D’un Gouv de la BCC, le Congolais lambda autant que l’élite n’attendent que deux choses : la stabilité du taux de change et la maîtrise des prix intérieurs. À sa nomination, le cours indicatif de la BCC affichait 1 USD/ 1989 CDF, et, sur le marché parallèle, le taux de change était déjà à 2 000 CDF/$. Près de trois ans après, la monnaie nationale s’est complètement dégringolée face au billet vert. Selon la note d’information hebdomadaire de la Banque centrale portant sur la période du 7 au 14 juin 2024, le taux de change BCC s’est établi à 2834,18 CDF/$, et au parallèle à 2852,51 CDF/$. Le franc congolais s’est donc dévalué de près de 143%, et on frôlerait les 150% si l’on considérait le taux parallèle, qui est le plus achalandé et celui de la réalité du marché. L’on n’est pas retombé dans le cycle abyssal de la dépréciation de dernières années de la Banque du Zaïre, avec des gouverneurs Joseph Buhendwa, Godefroid Ndiang Kabul et Patrice Djamboleka Loma Okitongomo. À l’époque, suite à la rupture unilatérale de coopération avec le Zaïre décidée par les bailleurs de fonds, la Banque centrale se ravitaillait en devises fortes auprès – tenez-vous bien!- des creuseurs et négociants de diamant à Mbuji-Mayi, fief naturel de l’UDPS qui s’est déclarée alors opposition radicale !

|---|

# Consigne 1:
Donnez la liste de tous les gouverneurs de la Banque du Zaïre nommés dans le texte sur le franc congolais.
# Consigne 2:
Répondez à ces questions d'après le texte :
(a) Quel cours indicatif la BCC affichait-elle à la nomination du gouverneur ?
(b) Quelle période couvre la note d'information hebdomadaire de la Banque centrale ?
(c) Auprès de qui la Banque centrale se ravitaillait-elle en devises fortes à l'époque de la Banque du Zaïre ?
Le matériel placé après le texte n'est pas nécessaire.

# Jeu de données:
|---|

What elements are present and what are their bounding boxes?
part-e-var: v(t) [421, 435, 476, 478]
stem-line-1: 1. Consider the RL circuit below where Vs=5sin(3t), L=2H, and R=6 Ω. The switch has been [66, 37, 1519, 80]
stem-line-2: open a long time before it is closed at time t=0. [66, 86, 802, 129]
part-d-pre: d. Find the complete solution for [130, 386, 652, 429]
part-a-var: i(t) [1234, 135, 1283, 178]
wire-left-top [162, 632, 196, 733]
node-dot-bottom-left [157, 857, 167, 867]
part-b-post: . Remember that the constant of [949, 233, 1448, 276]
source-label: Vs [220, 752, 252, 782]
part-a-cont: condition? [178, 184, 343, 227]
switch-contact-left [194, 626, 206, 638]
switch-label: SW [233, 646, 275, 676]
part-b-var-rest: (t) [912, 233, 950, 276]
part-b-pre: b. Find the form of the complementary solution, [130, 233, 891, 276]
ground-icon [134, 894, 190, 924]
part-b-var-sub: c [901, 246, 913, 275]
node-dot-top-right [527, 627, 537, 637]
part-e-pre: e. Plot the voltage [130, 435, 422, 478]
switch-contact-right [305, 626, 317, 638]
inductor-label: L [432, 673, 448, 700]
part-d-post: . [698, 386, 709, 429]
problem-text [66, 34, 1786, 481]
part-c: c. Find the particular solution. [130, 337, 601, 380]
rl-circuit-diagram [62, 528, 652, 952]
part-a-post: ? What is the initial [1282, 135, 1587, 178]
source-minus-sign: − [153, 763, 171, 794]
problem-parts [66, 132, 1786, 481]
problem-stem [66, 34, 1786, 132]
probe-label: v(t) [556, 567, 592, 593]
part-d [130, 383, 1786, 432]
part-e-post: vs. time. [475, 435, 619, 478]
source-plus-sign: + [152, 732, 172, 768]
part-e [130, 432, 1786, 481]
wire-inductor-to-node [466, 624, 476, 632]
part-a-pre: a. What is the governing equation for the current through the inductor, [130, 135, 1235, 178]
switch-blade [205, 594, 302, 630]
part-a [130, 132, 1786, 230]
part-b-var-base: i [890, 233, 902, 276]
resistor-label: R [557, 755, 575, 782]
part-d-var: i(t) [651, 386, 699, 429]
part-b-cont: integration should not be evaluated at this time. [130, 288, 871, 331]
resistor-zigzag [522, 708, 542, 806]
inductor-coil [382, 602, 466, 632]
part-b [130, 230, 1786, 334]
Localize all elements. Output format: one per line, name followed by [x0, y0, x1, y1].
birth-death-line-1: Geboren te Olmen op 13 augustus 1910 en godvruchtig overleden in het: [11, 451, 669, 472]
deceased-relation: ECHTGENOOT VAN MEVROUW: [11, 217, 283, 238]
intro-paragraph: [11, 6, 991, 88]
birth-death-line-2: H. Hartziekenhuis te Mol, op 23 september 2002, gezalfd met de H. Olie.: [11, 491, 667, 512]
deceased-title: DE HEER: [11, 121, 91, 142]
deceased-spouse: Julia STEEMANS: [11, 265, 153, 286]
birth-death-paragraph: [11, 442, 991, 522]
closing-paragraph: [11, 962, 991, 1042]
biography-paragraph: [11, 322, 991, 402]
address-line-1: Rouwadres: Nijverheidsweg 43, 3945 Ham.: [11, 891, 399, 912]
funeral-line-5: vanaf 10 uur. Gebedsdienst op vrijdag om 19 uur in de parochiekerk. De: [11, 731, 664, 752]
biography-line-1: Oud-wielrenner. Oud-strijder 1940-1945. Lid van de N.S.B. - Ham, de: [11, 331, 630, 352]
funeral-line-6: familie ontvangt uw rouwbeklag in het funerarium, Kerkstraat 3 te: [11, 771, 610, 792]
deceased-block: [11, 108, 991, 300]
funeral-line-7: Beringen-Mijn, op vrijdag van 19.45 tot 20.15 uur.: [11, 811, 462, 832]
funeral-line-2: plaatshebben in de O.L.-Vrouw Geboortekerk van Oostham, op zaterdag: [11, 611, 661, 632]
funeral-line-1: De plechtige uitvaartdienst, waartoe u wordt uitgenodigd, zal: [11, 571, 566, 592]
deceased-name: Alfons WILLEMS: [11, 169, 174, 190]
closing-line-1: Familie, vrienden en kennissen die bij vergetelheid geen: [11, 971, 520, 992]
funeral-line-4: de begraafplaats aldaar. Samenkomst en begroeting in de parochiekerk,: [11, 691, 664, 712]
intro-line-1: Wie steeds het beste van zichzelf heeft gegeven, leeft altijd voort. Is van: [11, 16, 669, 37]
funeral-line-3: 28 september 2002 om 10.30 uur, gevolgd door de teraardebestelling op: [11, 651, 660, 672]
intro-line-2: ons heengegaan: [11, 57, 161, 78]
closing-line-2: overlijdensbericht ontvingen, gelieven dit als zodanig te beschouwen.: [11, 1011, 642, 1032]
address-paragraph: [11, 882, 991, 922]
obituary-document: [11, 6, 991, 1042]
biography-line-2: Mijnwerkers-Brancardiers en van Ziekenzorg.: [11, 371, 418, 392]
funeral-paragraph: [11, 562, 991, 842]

|---|

# Réponse complète 1:
- Joseph Buhendwa
- Godefroid Ndiang Kabul
- Patrice Djamboleka Loma Okitongomo

# Réponse complète 2:
(a) 1 USD pour 1989 CDF.
(b) Du 7 au 14 juin 2024.
(c) Auprès des creuseurs et négociants de diamant à Mbuji-Mayi.